* Information shown:

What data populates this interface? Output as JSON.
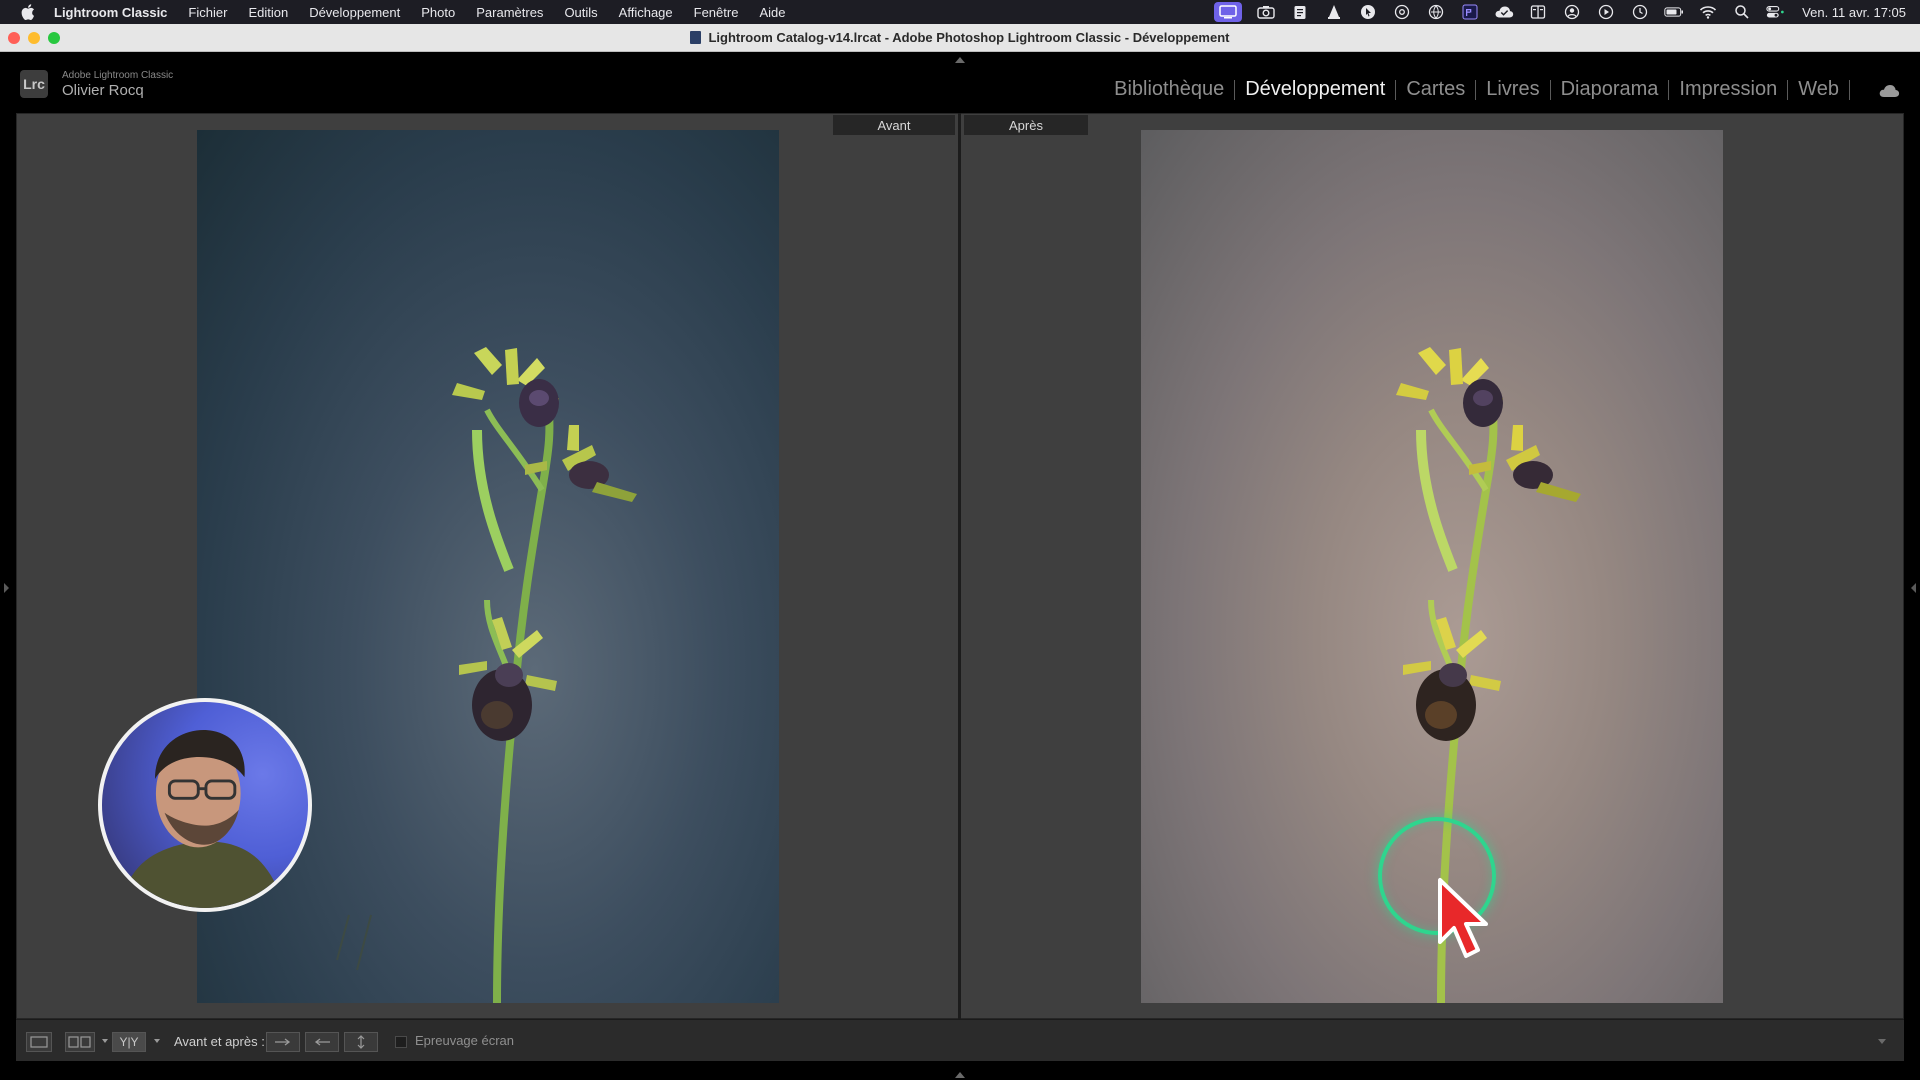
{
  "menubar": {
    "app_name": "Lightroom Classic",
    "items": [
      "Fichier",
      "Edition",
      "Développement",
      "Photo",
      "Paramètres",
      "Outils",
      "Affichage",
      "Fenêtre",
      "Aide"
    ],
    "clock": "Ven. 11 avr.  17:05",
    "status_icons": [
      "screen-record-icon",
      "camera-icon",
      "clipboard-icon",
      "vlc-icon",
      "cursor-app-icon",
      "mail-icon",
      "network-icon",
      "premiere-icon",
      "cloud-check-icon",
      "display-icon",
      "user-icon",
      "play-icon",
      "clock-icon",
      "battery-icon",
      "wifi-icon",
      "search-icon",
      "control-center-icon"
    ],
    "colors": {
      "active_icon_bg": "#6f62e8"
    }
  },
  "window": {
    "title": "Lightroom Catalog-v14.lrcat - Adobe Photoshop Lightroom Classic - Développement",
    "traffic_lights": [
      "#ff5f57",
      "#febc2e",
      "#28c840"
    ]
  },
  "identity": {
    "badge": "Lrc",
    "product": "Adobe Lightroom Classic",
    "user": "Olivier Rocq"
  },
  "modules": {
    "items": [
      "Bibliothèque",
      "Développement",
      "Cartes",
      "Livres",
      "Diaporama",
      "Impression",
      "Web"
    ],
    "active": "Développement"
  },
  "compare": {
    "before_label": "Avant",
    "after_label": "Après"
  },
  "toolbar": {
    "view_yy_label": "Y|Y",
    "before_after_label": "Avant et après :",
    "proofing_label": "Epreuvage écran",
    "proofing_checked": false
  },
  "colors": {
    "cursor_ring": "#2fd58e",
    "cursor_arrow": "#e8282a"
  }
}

--

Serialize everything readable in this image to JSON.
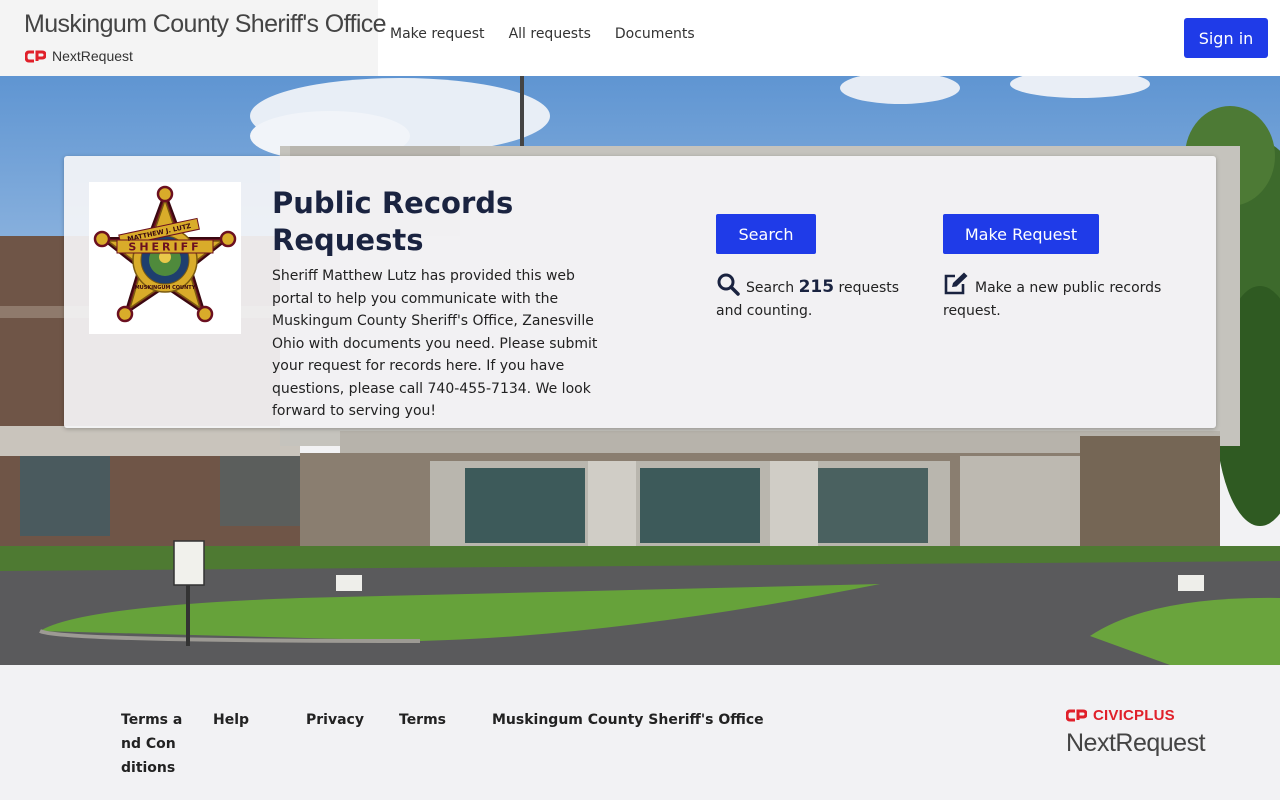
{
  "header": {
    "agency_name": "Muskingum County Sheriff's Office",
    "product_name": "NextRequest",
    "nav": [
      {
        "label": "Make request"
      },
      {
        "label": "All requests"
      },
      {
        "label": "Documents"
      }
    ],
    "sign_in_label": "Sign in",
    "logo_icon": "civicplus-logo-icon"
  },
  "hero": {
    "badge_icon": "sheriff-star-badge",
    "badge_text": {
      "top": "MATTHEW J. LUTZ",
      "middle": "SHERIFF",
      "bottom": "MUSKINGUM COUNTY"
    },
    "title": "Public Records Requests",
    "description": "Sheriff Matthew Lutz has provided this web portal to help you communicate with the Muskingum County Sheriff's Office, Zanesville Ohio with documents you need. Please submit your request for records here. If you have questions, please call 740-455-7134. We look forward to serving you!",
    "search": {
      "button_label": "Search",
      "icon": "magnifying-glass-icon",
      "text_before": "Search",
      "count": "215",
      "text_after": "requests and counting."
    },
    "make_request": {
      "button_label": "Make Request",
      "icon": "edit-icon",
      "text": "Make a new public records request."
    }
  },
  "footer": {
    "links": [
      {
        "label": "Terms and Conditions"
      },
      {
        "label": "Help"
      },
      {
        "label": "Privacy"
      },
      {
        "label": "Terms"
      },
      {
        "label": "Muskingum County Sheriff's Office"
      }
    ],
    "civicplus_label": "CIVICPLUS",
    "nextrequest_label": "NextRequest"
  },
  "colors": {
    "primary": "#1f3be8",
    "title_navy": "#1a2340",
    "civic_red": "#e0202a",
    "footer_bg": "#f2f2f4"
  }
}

* The request: Select every line where the word "Classic" occurs.

* Problem solution:
    "app_name": "Lightroom Classic",
    "title": "Lightroom Catalog-v14.lrcat - Adobe Photoshop Lightroom Classic - Développement",
    "product": "Adobe Lightroom Classic",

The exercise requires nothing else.